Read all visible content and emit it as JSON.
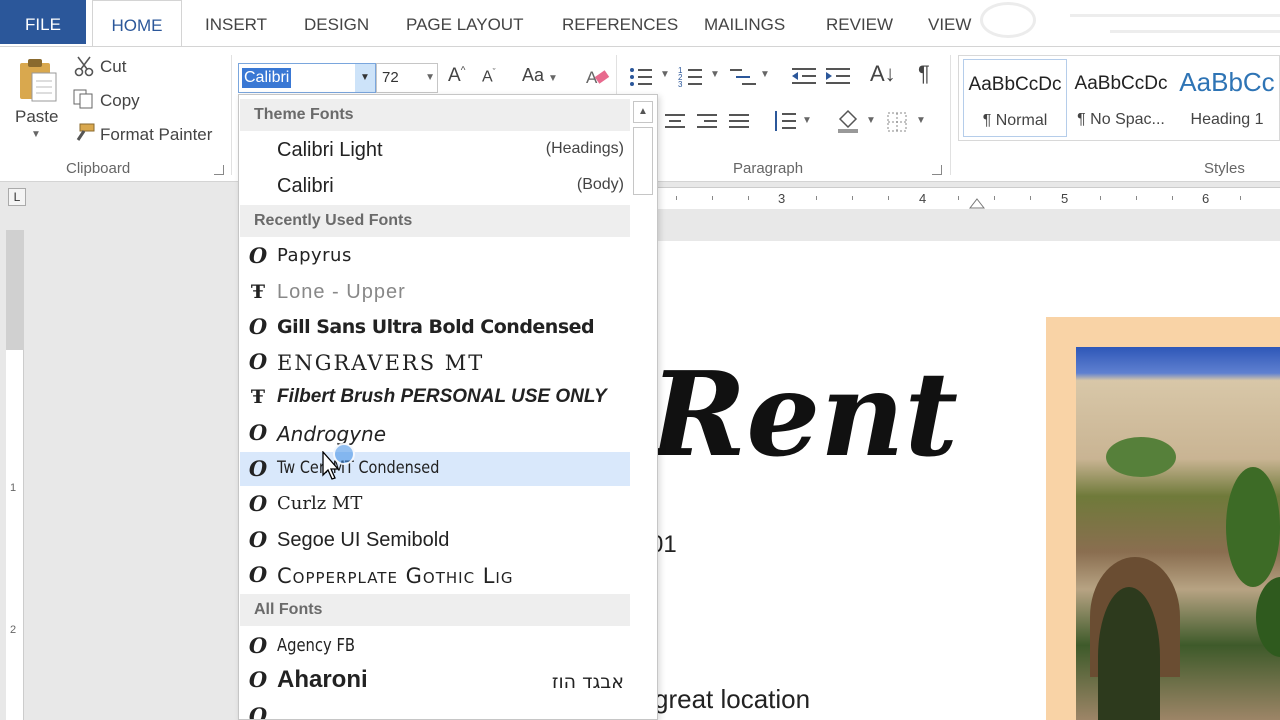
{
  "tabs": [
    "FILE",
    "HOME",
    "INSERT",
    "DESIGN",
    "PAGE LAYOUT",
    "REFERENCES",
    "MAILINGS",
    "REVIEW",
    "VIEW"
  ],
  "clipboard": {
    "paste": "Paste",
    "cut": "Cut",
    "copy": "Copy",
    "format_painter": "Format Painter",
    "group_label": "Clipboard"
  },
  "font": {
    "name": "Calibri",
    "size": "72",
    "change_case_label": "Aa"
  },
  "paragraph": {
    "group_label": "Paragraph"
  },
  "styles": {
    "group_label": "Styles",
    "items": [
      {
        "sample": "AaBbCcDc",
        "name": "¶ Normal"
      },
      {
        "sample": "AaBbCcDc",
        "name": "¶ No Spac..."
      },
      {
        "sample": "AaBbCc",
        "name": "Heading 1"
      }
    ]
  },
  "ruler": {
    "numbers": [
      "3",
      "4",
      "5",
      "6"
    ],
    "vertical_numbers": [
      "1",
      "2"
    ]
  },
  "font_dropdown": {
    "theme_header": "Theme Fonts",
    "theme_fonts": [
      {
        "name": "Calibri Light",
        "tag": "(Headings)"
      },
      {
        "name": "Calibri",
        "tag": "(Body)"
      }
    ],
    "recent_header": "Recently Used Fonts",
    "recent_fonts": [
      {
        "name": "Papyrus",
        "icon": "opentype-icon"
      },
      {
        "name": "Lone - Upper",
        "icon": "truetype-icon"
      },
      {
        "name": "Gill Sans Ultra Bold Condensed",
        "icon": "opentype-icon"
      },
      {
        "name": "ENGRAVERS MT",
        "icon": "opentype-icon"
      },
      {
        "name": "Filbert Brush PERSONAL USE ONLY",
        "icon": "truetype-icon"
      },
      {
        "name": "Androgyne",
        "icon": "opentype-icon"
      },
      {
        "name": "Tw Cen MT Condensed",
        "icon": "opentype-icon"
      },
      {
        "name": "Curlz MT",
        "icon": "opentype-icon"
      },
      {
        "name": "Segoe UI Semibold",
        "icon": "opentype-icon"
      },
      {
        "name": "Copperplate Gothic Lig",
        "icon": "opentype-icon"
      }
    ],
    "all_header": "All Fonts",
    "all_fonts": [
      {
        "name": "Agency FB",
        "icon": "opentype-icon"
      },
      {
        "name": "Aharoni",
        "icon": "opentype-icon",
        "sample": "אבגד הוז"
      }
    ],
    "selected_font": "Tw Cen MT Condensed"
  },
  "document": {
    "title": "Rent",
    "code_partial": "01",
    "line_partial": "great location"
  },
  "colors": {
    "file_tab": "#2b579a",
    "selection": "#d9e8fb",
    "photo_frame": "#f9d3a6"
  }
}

• WRITTEN PROBLEM
Go through the material and select each line with the string "Condensed" in it.

• SOLUTION TO THE EXERCISE
        "name": "Gill Sans Ultra Bold Condensed",
        "name": "Tw Cen MT Condensed",
    "selected_font": "Tw Cen MT Condensed"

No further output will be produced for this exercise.